The request
Check every line of the entries below for the word "Rate", and copy the ones that have it.

Provided information
****

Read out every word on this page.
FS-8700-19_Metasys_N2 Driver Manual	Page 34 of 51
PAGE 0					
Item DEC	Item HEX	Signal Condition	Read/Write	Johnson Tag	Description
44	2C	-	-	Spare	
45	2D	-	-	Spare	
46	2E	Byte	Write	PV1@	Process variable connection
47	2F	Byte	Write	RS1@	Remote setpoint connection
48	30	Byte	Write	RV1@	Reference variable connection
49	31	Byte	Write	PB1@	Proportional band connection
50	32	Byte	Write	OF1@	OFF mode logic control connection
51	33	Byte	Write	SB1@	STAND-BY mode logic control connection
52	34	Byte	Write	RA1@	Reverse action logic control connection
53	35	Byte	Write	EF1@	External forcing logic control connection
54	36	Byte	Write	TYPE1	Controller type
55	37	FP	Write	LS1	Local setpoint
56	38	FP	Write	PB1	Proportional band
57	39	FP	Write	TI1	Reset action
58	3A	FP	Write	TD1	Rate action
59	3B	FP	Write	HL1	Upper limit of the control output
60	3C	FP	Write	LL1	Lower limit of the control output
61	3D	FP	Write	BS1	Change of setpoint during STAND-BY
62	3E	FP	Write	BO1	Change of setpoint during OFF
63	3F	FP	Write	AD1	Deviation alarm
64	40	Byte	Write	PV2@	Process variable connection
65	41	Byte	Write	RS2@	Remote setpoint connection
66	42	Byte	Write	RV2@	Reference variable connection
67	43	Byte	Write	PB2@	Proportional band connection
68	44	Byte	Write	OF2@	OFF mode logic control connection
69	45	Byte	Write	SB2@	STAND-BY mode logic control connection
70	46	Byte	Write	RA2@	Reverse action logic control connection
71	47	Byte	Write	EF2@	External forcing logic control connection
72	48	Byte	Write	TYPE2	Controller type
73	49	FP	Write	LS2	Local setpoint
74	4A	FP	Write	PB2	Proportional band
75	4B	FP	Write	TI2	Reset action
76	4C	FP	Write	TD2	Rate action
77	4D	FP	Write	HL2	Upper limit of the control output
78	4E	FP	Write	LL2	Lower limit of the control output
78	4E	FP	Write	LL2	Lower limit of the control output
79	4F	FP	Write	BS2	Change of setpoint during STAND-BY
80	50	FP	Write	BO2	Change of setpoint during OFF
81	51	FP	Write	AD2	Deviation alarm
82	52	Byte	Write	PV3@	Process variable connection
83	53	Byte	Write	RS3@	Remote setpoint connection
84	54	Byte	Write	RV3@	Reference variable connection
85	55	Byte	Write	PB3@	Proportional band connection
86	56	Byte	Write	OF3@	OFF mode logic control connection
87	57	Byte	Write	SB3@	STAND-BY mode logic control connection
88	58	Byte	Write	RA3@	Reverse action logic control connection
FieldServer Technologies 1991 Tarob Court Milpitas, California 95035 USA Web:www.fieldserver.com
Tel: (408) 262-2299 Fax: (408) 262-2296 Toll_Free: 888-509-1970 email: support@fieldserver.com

****

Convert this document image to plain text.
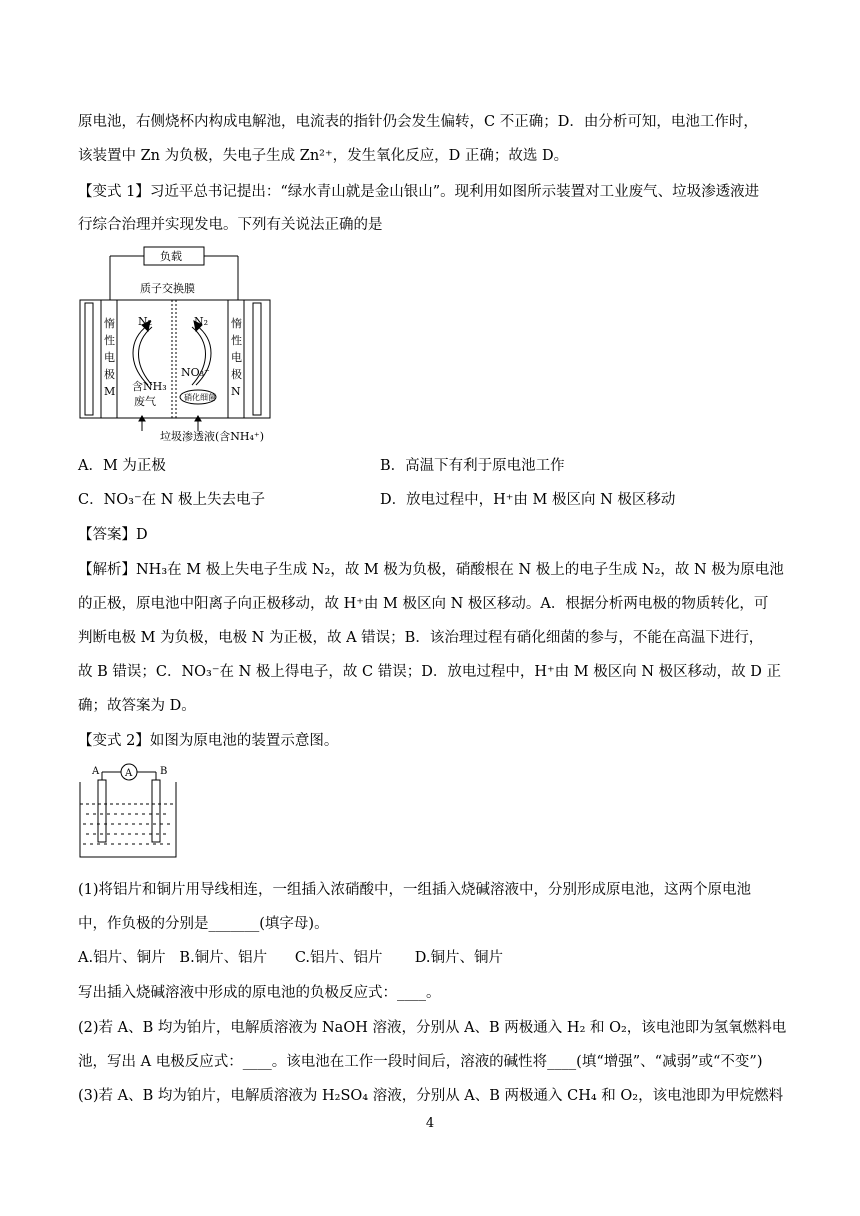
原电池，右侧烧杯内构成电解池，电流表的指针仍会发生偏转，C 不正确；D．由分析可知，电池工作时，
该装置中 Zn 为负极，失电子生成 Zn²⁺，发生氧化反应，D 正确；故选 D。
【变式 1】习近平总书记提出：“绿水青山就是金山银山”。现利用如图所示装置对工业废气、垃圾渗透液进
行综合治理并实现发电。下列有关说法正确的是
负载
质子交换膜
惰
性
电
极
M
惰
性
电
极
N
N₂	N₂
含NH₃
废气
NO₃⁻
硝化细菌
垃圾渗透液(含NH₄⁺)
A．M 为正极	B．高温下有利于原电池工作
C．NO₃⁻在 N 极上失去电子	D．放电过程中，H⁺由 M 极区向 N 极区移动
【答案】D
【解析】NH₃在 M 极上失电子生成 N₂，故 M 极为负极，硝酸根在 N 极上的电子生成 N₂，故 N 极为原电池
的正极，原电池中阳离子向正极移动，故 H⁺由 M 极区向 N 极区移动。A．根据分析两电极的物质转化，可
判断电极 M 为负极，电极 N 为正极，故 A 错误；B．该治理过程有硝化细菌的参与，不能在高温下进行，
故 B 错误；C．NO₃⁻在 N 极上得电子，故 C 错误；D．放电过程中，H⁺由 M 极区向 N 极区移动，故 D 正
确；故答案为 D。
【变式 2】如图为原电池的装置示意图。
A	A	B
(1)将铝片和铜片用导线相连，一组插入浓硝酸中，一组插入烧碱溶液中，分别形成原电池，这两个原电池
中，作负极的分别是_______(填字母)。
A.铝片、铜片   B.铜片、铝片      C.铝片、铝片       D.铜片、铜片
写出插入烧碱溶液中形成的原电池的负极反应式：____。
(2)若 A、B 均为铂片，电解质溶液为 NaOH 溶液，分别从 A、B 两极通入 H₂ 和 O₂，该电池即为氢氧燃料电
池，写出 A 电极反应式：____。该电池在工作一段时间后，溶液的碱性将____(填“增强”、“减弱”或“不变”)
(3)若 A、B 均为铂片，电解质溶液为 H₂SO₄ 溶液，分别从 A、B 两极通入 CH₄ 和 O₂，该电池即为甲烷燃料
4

****

Problem solution
58	3A	FP	Write	TD1	Rate action
76	4C	FP	Write	TD2	Rate action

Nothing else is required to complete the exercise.